_Source material_.
* Begin *
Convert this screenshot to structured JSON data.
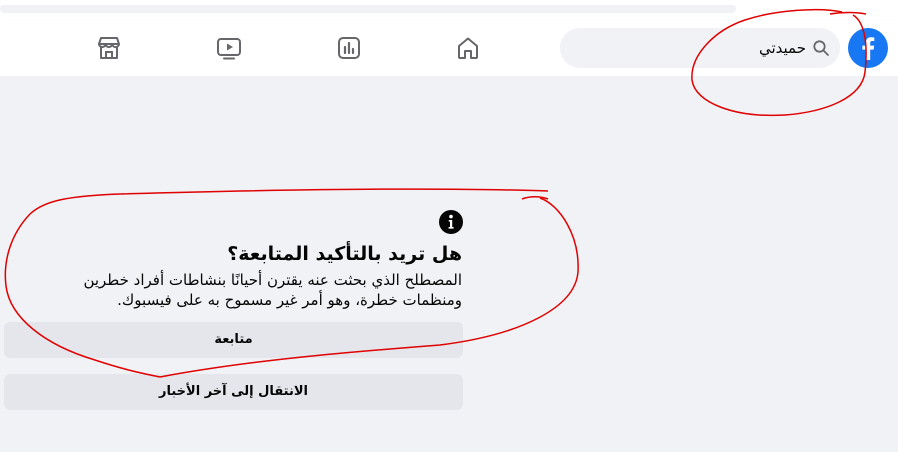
{
  "header": {
    "logo_icon": "facebook-f-icon",
    "search": {
      "value": "حميدتي",
      "icon": "search-icon"
    },
    "nav": [
      {
        "name": "home",
        "icon": "home-icon"
      },
      {
        "name": "analytics",
        "icon": "bar-chart-icon"
      },
      {
        "name": "watch",
        "icon": "video-play-icon"
      },
      {
        "name": "marketplace",
        "icon": "store-icon"
      }
    ]
  },
  "dialog": {
    "icon": "info-icon",
    "title": "هل تريد بالتأكيد المتابعة؟",
    "body": "المصطلح الذي بحثت عنه يقترن أحيانًا بنشاطات أفراد خطرين ومنظمات خطرة، وهو أمر غير مسموح به على فيسبوك.",
    "continue_label": "متابعة",
    "news_label": "الانتقال إلى آخر الأخبار"
  },
  "colors": {
    "brand": "#1877f2",
    "background": "#f0f2f5",
    "button": "#e4e6eb",
    "annotation": "#e00000"
  }
}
* End *
_Exercise prompt_.
Leave the pictures out and reproduce all of the records exactly.

_Output of the task_.
Convert this screenshot to structured JSON data.
{
  "header": {
    "logo_icon": "facebook-f-icon",
    "search": {
      "value": "حميدتي",
      "icon": "search-icon"
    },
    "nav": [
      {
        "name": "home",
        "icon": "home-icon"
      },
      {
        "name": "analytics",
        "icon": "bar-chart-icon"
      },
      {
        "name": "watch",
        "icon": "video-play-icon"
      },
      {
        "name": "marketplace",
        "icon": "store-icon"
      }
    ]
  },
  "dialog": {
    "icon": "info-icon",
    "title": "هل تريد بالتأكيد المتابعة؟",
    "body": "المصطلح الذي بحثت عنه يقترن أحيانًا بنشاطات أفراد خطرين ومنظمات خطرة، وهو أمر غير مسموح به على فيسبوك.",
    "continue_label": "متابعة",
    "news_label": "الانتقال إلى آخر الأخبار"
  },
  "colors": {
    "brand": "#1877f2",
    "background": "#f0f2f5",
    "button": "#e4e6eb",
    "annotation": "#e00000"
  }
}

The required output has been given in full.